(Aim of the task):
Below is a block of records; repeat each one exactly.

Records that describe figures:

-*-

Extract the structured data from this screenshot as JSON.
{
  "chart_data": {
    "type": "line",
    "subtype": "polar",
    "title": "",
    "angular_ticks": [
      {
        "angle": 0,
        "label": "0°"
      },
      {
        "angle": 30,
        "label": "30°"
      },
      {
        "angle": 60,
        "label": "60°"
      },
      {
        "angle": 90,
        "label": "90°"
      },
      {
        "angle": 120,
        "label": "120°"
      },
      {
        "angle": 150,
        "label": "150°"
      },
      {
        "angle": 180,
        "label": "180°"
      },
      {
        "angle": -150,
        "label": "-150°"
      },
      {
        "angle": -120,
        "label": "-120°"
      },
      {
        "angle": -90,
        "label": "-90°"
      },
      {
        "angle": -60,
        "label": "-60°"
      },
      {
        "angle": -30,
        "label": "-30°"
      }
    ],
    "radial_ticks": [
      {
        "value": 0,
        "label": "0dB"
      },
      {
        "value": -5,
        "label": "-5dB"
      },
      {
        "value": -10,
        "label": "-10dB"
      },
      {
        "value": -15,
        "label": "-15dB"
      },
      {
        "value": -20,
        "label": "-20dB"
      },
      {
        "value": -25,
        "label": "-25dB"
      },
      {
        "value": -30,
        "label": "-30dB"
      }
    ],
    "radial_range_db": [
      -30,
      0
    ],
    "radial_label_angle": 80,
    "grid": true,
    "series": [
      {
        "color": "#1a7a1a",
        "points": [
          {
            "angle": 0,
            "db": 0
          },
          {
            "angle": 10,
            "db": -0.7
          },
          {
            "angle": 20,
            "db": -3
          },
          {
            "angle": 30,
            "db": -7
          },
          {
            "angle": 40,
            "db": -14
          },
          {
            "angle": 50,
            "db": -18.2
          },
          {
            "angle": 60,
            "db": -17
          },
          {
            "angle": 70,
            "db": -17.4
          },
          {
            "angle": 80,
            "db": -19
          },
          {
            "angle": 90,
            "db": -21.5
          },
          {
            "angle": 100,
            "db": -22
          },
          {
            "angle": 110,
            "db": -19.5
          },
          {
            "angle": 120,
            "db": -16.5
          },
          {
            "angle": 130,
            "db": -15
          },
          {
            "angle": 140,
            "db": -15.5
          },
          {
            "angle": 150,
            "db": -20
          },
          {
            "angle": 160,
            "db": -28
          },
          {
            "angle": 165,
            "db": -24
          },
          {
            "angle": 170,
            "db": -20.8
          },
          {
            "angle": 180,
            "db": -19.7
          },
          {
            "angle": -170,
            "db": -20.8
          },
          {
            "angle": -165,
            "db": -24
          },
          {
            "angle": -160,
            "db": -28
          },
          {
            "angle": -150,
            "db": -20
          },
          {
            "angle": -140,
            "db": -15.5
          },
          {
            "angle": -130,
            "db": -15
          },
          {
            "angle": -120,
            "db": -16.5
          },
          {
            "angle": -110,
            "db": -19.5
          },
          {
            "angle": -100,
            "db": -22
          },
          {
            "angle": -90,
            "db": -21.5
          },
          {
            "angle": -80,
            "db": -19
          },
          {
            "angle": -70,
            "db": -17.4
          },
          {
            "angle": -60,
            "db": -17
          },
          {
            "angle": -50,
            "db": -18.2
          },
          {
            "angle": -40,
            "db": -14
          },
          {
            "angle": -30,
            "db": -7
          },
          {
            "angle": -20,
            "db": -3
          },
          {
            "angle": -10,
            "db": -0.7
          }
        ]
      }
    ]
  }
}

-*-

(Solution for this task):
Extract the structured data from this screenshot as JSON.
{
  "chart_data": {
    "type": "line",
    "subtype": "polar",
    "title": "",
    "angular_ticks": [
      {
        "angle": 0,
        "label": "0°"
      },
      {
        "angle": 30,
        "label": "30°"
      },
      {
        "angle": 60,
        "label": "60°"
      },
      {
        "angle": 90,
        "label": "90°"
      },
      {
        "angle": 120,
        "label": "120°"
      },
      {
        "angle": 150,
        "label": "150°"
      },
      {
        "angle": 180,
        "label": "180°"
      },
      {
        "angle": -150,
        "label": "-150°"
      },
      {
        "angle": -120,
        "label": "-120°"
      },
      {
        "angle": -90,
        "label": "-90°"
      },
      {
        "angle": -60,
        "label": "-60°"
      },
      {
        "angle": -30,
        "label": "-30°"
      }
    ],
    "radial_ticks": [
      {
        "value": 0,
        "label": "0dB"
      },
      {
        "value": -5,
        "label": "-5dB"
      },
      {
        "value": -10,
        "label": "-10dB"
      },
      {
        "value": -15,
        "label": "-15dB"
      },
      {
        "value": -20,
        "label": "-20dB"
      },
      {
        "value": -25,
        "label": "-25dB"
      },
      {
        "value": -30,
        "label": "-30dB"
      }
    ],
    "radial_range_db": [
      -30,
      0
    ],
    "radial_label_angle": 80,
    "grid": true,
    "series": [
      {
        "color": "#1a7a1a",
        "points": [
          {
            "angle": 0,
            "db": 0
          },
          {
            "angle": 10,
            "db": -0.7
          },
          {
            "angle": 20,
            "db": -3
          },
          {
            "angle": 30,
            "db": -7
          },
          {
            "angle": 40,
            "db": -14
          },
          {
            "angle": 50,
            "db": -18.2
          },
          {
            "angle": 60,
            "db": -17
          },
          {
            "angle": 70,
            "db": -17.4
          },
          {
            "angle": 80,
            "db": -19
          },
          {
            "angle": 90,
            "db": -21.5
          },
          {
            "angle": 100,
            "db": -22
          },
          {
            "angle": 110,
            "db": -19.5
          },
          {
            "angle": 120,
            "db": -16.5
          },
          {
            "angle": 130,
            "db": -15
          },
          {
            "angle": 140,
            "db": -15.5
          },
          {
            "angle": 150,
            "db": -20
          },
          {
            "angle": 160,
            "db": -28
          },
          {
            "angle": 165,
            "db": -24
          },
          {
            "angle": 170,
            "db": -20.8
          },
          {
            "angle": 180,
            "db": -19.7
          },
          {
            "angle": -170,
            "db": -20.8
          },
          {
            "angle": -165,
            "db": -24
          },
          {
            "angle": -160,
            "db": -28
          },
          {
            "angle": -150,
            "db": -20
          },
          {
            "angle": -140,
            "db": -15.5
          },
          {
            "angle": -130,
            "db": -15
          },
          {
            "angle": -120,
            "db": -16.5
          },
          {
            "angle": -110,
            "db": -19.5
          },
          {
            "angle": -100,
            "db": -22
          },
          {
            "angle": -90,
            "db": -21.5
          },
          {
            "angle": -80,
            "db": -19
          },
          {
            "angle": -70,
            "db": -17.4
          },
          {
            "angle": -60,
            "db": -17
          },
          {
            "angle": -50,
            "db": -18.2
          },
          {
            "angle": -40,
            "db": -14
          },
          {
            "angle": -30,
            "db": -7
          },
          {
            "angle": -20,
            "db": -3
          },
          {
            "angle": -10,
            "db": -0.7
          }
        ]
      }
    ]
  }
}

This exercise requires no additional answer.